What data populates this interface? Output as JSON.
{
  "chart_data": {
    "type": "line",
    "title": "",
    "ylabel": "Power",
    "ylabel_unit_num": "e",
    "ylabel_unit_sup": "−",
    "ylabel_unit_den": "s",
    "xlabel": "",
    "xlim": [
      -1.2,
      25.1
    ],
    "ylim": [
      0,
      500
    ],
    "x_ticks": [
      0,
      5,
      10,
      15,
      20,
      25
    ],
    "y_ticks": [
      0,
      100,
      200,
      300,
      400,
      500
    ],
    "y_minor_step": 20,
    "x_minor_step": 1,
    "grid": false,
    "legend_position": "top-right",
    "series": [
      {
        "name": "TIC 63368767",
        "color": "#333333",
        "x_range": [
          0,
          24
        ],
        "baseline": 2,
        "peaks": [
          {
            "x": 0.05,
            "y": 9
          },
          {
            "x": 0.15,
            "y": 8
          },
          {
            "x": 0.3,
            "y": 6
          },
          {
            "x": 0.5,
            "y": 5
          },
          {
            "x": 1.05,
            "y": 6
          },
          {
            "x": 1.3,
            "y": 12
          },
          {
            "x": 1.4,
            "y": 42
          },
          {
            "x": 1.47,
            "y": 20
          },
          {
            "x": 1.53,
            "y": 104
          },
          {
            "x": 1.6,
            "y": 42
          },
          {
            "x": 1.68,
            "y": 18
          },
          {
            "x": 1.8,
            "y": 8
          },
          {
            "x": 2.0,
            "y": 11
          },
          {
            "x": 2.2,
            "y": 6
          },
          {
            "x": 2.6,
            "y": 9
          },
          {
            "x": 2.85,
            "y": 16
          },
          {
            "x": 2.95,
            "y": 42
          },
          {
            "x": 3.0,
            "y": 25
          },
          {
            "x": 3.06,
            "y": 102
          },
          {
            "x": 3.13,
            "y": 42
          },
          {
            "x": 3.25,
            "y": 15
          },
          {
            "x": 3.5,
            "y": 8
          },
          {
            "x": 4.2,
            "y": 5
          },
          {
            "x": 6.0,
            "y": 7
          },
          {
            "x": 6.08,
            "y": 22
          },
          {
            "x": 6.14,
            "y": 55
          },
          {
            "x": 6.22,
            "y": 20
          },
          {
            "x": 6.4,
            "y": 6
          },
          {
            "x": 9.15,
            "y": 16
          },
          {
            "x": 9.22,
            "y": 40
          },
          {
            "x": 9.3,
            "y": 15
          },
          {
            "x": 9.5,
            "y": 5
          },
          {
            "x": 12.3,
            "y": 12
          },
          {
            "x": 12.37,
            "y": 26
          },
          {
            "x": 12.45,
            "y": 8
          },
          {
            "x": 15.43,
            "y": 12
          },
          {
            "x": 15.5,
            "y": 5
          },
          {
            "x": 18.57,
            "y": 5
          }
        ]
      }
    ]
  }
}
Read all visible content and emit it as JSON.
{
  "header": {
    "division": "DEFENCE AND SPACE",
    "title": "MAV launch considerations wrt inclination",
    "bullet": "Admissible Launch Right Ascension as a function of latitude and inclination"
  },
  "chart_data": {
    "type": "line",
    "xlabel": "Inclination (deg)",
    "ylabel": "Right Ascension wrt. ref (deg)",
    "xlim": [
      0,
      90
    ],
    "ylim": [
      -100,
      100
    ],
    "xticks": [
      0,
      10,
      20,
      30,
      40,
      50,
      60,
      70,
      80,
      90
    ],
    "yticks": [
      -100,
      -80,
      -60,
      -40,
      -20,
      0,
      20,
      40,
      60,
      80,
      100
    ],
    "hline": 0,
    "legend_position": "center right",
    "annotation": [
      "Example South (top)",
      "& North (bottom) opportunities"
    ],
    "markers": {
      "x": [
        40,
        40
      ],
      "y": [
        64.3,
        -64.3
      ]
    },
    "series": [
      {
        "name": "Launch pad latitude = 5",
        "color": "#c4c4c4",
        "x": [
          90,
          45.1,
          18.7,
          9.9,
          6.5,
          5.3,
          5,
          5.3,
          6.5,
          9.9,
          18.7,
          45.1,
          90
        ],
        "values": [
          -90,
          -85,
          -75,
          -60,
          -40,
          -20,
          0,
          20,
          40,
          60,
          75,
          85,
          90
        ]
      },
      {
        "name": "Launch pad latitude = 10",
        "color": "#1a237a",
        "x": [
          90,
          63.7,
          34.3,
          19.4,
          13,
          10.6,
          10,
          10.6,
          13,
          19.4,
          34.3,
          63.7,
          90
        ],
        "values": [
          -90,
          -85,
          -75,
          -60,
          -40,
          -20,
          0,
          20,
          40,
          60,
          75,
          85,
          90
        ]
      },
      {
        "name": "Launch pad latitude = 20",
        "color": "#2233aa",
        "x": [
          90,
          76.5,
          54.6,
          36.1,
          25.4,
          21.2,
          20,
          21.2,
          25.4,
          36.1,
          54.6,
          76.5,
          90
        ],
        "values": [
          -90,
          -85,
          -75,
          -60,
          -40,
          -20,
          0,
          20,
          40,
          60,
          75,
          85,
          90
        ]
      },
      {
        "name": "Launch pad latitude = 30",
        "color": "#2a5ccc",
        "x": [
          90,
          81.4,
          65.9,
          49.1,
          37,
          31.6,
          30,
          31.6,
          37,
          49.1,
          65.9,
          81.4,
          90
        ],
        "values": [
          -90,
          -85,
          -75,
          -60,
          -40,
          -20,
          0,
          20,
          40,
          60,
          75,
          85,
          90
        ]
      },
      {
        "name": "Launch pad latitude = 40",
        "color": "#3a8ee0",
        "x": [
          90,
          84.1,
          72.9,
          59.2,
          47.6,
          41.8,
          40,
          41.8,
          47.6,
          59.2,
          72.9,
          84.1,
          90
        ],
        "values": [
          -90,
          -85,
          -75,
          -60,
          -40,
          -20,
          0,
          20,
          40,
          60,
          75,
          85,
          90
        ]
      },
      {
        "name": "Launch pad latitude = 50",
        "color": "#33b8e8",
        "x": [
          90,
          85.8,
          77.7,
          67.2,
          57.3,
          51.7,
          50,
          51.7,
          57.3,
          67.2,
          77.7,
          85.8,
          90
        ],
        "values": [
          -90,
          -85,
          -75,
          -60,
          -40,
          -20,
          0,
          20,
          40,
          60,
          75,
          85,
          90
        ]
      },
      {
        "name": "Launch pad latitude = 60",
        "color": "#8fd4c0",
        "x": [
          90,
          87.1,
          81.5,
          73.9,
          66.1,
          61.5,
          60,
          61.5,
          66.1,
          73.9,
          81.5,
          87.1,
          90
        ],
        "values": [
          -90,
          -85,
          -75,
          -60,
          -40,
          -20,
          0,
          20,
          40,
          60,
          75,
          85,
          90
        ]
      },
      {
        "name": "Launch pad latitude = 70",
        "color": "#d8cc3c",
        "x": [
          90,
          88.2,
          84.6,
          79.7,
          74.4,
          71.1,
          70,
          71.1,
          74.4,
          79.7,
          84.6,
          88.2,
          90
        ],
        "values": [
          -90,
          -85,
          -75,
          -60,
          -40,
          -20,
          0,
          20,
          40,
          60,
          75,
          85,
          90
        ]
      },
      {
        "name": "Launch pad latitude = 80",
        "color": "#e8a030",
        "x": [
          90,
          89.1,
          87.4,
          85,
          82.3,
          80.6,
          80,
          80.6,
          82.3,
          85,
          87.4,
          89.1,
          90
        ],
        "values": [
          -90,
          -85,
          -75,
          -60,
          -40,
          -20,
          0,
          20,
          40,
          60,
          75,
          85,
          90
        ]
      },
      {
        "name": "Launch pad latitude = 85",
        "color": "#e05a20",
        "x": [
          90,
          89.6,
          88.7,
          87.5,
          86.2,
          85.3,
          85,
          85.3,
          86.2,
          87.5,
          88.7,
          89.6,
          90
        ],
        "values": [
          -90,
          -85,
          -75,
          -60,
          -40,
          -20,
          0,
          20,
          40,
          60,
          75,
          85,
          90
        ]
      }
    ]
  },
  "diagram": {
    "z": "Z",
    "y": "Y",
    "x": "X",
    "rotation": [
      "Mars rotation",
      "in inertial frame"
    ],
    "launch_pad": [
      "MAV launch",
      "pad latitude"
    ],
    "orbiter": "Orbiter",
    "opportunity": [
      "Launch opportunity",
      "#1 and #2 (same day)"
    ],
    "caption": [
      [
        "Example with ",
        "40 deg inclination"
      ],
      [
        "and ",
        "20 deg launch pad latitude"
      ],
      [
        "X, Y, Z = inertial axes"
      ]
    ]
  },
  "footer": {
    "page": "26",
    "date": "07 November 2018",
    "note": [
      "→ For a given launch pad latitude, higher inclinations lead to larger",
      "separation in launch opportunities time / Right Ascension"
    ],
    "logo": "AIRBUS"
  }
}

--------------------------------

**WHAT YOU ARE ASKED TO DO**
Copy every line of the listing containing the string "title".

**FULL SOLUTION**
    "title": "",
    "title": "MAV launch considerations wrt inclination",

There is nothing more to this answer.